[Extracted records]
━━━━━━━━━━━━━━━━━━━━
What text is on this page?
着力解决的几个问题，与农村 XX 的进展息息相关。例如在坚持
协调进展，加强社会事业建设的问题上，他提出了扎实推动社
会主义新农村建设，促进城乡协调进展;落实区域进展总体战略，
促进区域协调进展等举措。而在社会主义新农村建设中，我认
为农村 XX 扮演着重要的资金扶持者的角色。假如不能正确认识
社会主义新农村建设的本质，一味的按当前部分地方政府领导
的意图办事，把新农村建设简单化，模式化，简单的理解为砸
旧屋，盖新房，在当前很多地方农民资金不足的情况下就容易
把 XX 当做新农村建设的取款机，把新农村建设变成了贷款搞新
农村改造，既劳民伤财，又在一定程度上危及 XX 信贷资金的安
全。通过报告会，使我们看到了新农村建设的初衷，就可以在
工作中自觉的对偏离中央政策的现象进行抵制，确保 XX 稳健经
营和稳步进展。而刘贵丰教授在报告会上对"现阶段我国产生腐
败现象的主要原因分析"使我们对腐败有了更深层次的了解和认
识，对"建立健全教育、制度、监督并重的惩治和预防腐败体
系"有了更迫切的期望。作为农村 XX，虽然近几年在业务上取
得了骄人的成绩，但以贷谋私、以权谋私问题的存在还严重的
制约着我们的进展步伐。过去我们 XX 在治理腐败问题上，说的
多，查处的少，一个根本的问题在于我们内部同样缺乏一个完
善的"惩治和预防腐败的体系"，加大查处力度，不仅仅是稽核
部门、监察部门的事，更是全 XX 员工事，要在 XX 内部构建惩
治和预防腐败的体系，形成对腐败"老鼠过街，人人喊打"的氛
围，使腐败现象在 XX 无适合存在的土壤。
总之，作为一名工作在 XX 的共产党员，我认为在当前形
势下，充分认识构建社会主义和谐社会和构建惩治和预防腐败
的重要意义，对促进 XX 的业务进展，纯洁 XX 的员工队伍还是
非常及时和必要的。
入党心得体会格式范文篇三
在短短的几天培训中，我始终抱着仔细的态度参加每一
━━━━━━━━━━━━━━━━━━━━
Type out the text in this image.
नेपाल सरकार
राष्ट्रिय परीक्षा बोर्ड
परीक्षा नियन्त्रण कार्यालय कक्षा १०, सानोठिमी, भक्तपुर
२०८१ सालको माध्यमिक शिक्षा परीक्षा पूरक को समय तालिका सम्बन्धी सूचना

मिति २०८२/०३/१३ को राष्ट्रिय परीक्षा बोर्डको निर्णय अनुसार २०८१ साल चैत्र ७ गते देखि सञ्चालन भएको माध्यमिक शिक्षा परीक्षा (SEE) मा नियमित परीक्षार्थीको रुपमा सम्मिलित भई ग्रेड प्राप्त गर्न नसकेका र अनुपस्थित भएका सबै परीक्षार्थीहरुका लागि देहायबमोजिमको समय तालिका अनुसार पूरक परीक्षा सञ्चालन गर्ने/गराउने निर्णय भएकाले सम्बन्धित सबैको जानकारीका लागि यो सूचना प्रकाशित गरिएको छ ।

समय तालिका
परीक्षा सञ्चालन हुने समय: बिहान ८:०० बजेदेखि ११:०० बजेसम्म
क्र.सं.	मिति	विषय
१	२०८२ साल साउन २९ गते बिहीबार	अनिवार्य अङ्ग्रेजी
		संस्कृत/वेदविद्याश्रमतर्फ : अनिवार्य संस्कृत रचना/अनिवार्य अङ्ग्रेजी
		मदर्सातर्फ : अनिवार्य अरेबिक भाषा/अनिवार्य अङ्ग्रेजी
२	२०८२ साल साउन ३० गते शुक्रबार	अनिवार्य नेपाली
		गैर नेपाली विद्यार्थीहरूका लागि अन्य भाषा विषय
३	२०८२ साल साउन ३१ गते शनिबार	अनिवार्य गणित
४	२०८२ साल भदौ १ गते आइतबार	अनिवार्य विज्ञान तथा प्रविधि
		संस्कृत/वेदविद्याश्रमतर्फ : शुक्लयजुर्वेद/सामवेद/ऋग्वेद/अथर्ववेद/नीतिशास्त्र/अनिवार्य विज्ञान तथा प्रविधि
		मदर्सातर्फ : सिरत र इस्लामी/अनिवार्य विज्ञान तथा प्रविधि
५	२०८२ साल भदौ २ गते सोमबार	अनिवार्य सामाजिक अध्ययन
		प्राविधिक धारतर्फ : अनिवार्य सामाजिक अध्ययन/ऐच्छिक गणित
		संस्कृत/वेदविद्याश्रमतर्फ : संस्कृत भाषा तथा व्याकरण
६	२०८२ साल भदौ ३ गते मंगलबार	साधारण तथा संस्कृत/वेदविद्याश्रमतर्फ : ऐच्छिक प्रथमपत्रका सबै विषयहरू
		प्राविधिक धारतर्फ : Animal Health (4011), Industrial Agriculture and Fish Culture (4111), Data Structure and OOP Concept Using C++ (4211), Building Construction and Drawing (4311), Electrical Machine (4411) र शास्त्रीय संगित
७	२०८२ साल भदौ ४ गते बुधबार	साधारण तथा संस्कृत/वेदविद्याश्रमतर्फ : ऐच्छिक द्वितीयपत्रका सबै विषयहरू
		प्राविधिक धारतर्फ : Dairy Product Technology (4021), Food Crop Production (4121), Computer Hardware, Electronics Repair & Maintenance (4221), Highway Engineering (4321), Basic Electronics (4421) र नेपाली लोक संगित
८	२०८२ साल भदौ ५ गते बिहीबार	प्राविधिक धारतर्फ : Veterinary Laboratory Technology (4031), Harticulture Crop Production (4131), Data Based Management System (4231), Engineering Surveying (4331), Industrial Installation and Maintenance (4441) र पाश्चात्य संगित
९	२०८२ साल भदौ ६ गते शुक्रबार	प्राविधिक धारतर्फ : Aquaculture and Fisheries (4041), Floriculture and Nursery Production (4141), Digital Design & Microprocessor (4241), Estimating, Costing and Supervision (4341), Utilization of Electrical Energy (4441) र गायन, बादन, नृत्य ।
━━━━━━━━━━━━━━━━━━━━
Look through the records and gather every line containing "Technology".

■ **FINAL RESULT**
		प्राविधिक धारतर्फ : Dairy Product Technology (4021), Food Crop Production (4121), Computer Hardware, Electronics Repair & Maintenance (4221), Highway Engineering (4321), Basic Electronics (4421) र नेपाली लोक संगित
८	२०८२ साल भदौ ५ गते बिहीबार	प्राविधिक धारतर्फ : Veterinary Laboratory Technology (4031), Harticulture Crop Production (4131), Data Based Management System (4231), Engineering Surveying (4331), Industrial Installation and Maintenance (4441) र पाश्चात्य संगित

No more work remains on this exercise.